从条目开头一直到含有“bar bbox=[106, 137, 146, 324]”的那一行，逐字照抄这些行，首尾两行都要包括。
── 已知信息 ──
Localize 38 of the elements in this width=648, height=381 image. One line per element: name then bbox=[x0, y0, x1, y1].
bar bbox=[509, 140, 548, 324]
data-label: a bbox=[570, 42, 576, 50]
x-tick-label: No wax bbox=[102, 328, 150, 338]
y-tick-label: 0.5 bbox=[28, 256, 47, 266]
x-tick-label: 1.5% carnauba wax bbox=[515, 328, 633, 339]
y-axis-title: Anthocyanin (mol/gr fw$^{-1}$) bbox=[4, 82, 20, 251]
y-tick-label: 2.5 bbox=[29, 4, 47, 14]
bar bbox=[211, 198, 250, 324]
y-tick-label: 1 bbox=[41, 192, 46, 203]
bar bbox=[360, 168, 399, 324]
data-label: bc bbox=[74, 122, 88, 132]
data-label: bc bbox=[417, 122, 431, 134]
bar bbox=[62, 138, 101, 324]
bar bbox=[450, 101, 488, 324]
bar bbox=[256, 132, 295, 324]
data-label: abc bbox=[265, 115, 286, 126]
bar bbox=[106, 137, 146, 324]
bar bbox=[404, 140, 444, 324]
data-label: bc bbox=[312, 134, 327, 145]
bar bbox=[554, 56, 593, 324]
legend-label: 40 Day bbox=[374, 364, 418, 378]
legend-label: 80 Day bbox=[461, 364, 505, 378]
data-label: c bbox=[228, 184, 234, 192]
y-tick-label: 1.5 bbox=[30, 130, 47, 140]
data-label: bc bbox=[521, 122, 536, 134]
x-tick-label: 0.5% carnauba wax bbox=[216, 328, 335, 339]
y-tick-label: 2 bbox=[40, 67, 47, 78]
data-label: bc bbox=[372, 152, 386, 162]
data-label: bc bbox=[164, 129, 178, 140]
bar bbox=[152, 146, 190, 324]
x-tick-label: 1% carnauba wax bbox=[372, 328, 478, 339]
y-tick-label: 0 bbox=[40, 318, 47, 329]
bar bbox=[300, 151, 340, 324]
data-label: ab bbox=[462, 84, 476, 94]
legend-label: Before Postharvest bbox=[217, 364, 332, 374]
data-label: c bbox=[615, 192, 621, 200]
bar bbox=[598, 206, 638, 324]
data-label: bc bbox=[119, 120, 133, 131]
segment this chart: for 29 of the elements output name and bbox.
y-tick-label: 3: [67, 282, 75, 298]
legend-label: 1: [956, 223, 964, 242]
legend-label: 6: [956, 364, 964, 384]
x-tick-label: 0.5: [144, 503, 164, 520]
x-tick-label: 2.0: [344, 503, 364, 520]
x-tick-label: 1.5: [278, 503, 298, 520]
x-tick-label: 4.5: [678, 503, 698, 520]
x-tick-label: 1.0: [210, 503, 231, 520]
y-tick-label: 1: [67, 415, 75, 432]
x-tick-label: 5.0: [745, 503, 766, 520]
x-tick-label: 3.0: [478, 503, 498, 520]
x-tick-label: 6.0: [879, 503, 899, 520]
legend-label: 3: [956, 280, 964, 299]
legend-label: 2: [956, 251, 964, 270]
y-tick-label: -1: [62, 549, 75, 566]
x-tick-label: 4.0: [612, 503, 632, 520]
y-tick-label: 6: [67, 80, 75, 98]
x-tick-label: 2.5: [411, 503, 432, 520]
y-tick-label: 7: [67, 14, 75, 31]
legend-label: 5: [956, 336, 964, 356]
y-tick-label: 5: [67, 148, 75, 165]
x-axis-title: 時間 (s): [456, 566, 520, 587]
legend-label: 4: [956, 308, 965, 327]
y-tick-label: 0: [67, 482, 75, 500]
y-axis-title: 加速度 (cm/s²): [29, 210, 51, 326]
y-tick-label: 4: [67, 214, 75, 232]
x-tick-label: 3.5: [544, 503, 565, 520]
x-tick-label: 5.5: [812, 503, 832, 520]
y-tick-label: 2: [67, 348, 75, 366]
───
• **回复**
Localize 38 of the elements in this width=648, height=381 image. One line per element: name then bbox=[x0, y0, x1, y1].
bar bbox=[509, 140, 548, 324]
data-label: a bbox=[570, 42, 576, 50]
x-tick-label: No wax bbox=[102, 328, 150, 338]
y-tick-label: 0.5 bbox=[28, 256, 47, 266]
x-tick-label: 1.5% carnauba wax bbox=[515, 328, 633, 339]
y-axis-title: Anthocyanin (mol/gr fw$^{-1}$) bbox=[4, 82, 20, 251]
y-tick-label: 2.5 bbox=[29, 4, 47, 14]
bar bbox=[211, 198, 250, 324]
y-tick-label: 1 bbox=[41, 192, 46, 203]
bar bbox=[360, 168, 399, 324]
data-label: bc bbox=[74, 122, 88, 132]
data-label: bc bbox=[417, 122, 431, 134]
bar bbox=[62, 138, 101, 324]
bar bbox=[450, 101, 488, 324]
bar bbox=[256, 132, 295, 324]
data-label: abc bbox=[265, 115, 286, 126]
bar bbox=[106, 137, 146, 324]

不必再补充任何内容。